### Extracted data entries
** start **
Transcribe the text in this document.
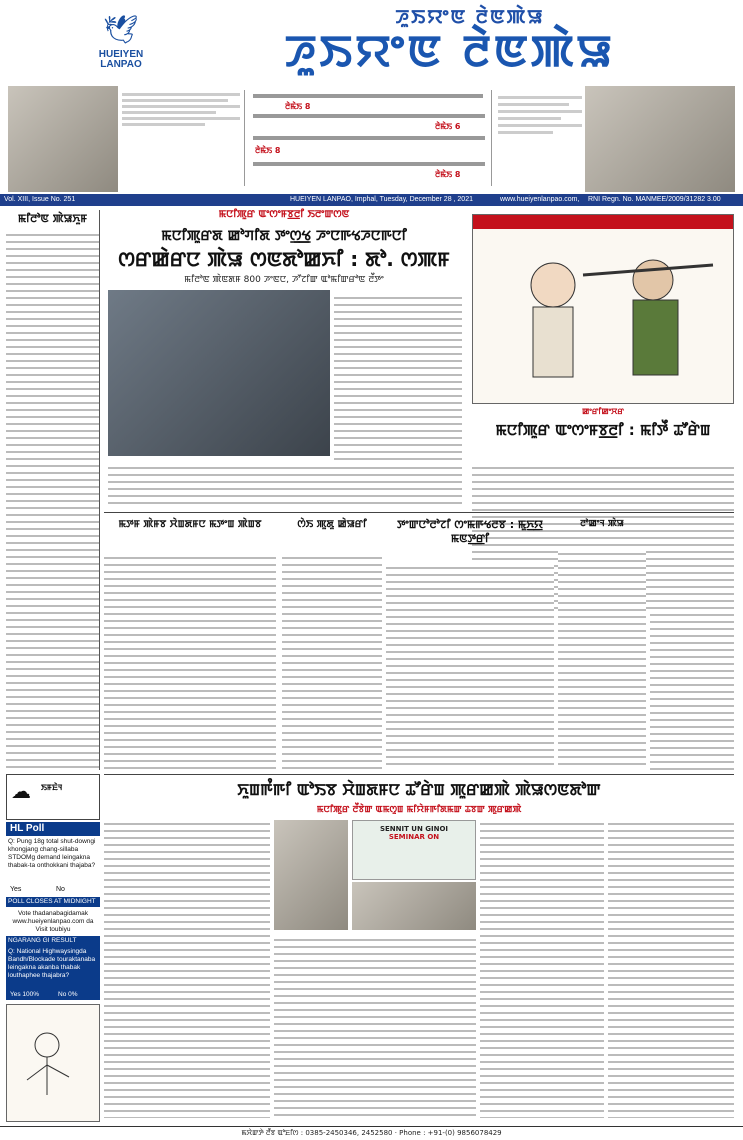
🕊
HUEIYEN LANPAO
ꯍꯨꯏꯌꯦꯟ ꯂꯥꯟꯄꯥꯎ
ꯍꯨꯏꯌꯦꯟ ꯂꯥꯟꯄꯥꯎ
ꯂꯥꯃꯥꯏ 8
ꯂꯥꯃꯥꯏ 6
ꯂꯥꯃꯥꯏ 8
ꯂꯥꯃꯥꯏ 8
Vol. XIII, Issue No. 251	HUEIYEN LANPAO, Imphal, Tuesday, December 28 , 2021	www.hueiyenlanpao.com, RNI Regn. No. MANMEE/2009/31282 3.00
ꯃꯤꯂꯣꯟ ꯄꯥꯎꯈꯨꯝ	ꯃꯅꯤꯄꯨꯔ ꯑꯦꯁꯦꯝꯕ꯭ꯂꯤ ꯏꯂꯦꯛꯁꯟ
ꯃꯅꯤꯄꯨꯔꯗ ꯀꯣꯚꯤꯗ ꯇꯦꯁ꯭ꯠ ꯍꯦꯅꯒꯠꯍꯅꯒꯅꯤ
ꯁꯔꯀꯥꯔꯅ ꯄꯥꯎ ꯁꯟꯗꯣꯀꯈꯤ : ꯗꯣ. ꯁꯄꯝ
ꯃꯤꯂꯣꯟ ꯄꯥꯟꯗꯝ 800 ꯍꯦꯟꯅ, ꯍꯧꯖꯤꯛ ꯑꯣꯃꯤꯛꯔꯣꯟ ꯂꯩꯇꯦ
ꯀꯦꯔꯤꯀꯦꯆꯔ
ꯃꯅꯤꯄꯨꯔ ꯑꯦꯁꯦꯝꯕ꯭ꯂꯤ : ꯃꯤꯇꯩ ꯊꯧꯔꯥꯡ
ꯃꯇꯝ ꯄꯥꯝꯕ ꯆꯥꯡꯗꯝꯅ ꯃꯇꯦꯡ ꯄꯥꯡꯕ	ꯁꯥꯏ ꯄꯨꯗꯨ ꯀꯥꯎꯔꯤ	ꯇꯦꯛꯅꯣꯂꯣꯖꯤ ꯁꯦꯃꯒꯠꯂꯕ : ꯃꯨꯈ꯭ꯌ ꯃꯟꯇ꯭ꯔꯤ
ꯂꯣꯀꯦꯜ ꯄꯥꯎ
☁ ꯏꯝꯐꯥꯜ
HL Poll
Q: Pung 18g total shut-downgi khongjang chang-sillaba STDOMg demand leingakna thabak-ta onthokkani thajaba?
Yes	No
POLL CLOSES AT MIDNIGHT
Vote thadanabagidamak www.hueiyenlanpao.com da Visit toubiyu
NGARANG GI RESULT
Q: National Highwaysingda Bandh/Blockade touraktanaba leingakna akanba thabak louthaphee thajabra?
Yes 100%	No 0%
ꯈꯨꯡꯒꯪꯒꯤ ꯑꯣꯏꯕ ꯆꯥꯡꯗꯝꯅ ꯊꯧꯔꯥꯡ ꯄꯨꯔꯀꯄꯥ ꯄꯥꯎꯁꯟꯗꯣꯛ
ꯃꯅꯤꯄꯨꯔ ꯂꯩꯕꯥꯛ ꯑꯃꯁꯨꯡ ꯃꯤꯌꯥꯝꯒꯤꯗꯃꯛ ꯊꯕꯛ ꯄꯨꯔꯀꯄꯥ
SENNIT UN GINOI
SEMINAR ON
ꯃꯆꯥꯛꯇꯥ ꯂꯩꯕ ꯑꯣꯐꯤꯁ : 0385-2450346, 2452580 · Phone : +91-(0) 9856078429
** end **
### What you are asked to do
Every line above should be returned exactly; the pictures stay out.

### Result of the exercise
Transcribe the text in this document.
🕊
HUEIYEN LANPAO
ꯍꯨꯏꯌꯦꯟ ꯂꯥꯟꯄꯥꯎ
ꯍꯨꯏꯌꯦꯟ ꯂꯥꯟꯄꯥꯎ
ꯂꯥꯃꯥꯏ 8
ꯂꯥꯃꯥꯏ 6
ꯂꯥꯃꯥꯏ 8
ꯂꯥꯃꯥꯏ 8
Vol. XIII, Issue No. 251	HUEIYEN LANPAO, Imphal, Tuesday, December 28 , 2021	www.hueiyenlanpao.com, RNI Regn. No. MANMEE/2009/31282 3.00
ꯃꯤꯂꯣꯟ ꯄꯥꯎꯈꯨꯝ	ꯃꯅꯤꯄꯨꯔ ꯑꯦꯁꯦꯝꯕ꯭ꯂꯤ ꯏꯂꯦꯛꯁꯟ
ꯃꯅꯤꯄꯨꯔꯗ ꯀꯣꯚꯤꯗ ꯇꯦꯁ꯭ꯠ ꯍꯦꯅꯒꯠꯍꯅꯒꯅꯤ
ꯁꯔꯀꯥꯔꯅ ꯄꯥꯎ ꯁꯟꯗꯣꯀꯈꯤ : ꯗꯣ. ꯁꯄꯝ
ꯃꯤꯂꯣꯟ ꯄꯥꯟꯗꯝ 800 ꯍꯦꯟꯅ, ꯍꯧꯖꯤꯛ ꯑꯣꯃꯤꯛꯔꯣꯟ ꯂꯩꯇꯦ
ꯀꯦꯔꯤꯀꯦꯆꯔ
ꯃꯅꯤꯄꯨꯔ ꯑꯦꯁꯦꯝꯕ꯭ꯂꯤ : ꯃꯤꯇꯩ ꯊꯧꯔꯥꯡ
ꯃꯇꯝ ꯄꯥꯝꯕ ꯆꯥꯡꯗꯝꯅ ꯃꯇꯦꯡ ꯄꯥꯡꯕ	ꯁꯥꯏ ꯄꯨꯗꯨ ꯀꯥꯎꯔꯤ	ꯇꯦꯛꯅꯣꯂꯣꯖꯤ ꯁꯦꯃꯒꯠꯂꯕ : ꯃꯨꯈ꯭ꯌ ꯃꯟꯇ꯭ꯔꯤ
ꯂꯣꯀꯦꯜ ꯄꯥꯎ
☁ ꯏꯝꯐꯥꯜ
HL Poll
Q: Pung 18g total shut-downgi khongjang chang-sillaba STDOMg demand leingakna thabak-ta onthokkani thajaba?
Yes	No
POLL CLOSES AT MIDNIGHT
Vote thadanabagidamak www.hueiyenlanpao.com da Visit toubiyu
NGARANG GI RESULT
Q: National Highwaysingda Bandh/Blockade touraktanaba leingakna akanba thabak louthaphee thajabra?
Yes 100%	No 0%
ꯈꯨꯡꯒꯪꯒꯤ ꯑꯣꯏꯕ ꯆꯥꯡꯗꯝꯅ ꯊꯧꯔꯥꯡ ꯄꯨꯔꯀꯄꯥ ꯄꯥꯎꯁꯟꯗꯣꯛ
ꯃꯅꯤꯄꯨꯔ ꯂꯩꯕꯥꯛ ꯑꯃꯁꯨꯡ ꯃꯤꯌꯥꯝꯒꯤꯗꯃꯛ ꯊꯕꯛ ꯄꯨꯔꯀꯄꯥ
SENNIT UN GINOI
SEMINAR ON
ꯃꯆꯥꯛꯇꯥ ꯂꯩꯕ ꯑꯣꯐꯤꯁ : 0385-2450346, 2452580 · Phone : +91-(0) 9856078429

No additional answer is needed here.